§ **The problem**: Reproduce the listing below without any change.

Stored data

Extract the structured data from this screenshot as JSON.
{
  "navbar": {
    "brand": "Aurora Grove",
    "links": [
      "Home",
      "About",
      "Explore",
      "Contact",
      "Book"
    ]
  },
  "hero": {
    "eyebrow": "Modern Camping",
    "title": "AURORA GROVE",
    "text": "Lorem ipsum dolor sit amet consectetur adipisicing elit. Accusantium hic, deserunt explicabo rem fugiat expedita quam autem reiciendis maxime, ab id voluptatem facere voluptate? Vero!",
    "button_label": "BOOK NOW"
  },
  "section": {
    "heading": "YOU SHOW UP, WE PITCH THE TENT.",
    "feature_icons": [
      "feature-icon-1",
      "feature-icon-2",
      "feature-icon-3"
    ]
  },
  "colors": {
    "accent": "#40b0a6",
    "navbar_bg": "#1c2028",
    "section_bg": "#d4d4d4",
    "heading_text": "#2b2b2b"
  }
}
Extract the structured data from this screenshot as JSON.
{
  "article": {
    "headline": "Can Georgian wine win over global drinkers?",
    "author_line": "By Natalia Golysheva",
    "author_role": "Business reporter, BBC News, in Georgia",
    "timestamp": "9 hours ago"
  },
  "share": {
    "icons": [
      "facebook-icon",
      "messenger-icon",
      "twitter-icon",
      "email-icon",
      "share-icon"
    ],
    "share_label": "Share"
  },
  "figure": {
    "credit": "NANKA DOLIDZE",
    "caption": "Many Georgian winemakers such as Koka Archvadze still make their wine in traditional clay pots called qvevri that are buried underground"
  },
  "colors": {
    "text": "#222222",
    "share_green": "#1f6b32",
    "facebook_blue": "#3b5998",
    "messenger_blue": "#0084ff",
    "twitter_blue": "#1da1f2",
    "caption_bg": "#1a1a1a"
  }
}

§ **Result of the task**:
Extract the structured data from this screenshot as JSON.
{
  "navbar": {
    "brand": "Aurora Grove",
    "links": [
      "Home",
      "About",
      "Explore",
      "Contact",
      "Book"
    ]
  },
  "hero": {
    "eyebrow": "Modern Camping",
    "title": "AURORA GROVE",
    "text": "Lorem ipsum dolor sit amet consectetur adipisicing elit. Accusantium hic, deserunt explicabo rem fugiat expedita quam autem reiciendis maxime, ab id voluptatem facere voluptate? Vero!",
    "button_label": "BOOK NOW"
  },
  "section": {
    "heading": "YOU SHOW UP, WE PITCH THE TENT.",
    "feature_icons": [
      "feature-icon-1",
      "feature-icon-2",
      "feature-icon-3"
    ]
  },
  "colors": {
    "accent": "#40b0a6",
    "navbar_bg": "#1c2028",
    "section_bg": "#d4d4d4",
    "heading_text": "#2b2b2b"
  }
}
Extract the structured data from this screenshot as JSON.
{
  "article": {
    "headline": "Can Georgian wine win over global drinkers?",
    "author_line": "By Natalia Golysheva",
    "author_role": "Business reporter, BBC News, in Georgia",
    "timestamp": "9 hours ago"
  },
  "share": {
    "icons": [
      "facebook-icon",
      "messenger-icon",
      "twitter-icon",
      "email-icon",
      "share-icon"
    ],
    "share_label": "Share"
  },
  "figure": {
    "credit": "NANKA DOLIDZE",
    "caption": "Many Georgian winemakers such as Koka Archvadze still make their wine in traditional clay pots called qvevri that are buried underground"
  },
  "colors": {
    "text": "#222222",
    "share_green": "#1f6b32",
    "facebook_blue": "#3b5998",
    "messenger_blue": "#0084ff",
    "twitter_blue": "#1da1f2",
    "caption_bg": "#1a1a1a"
  }
}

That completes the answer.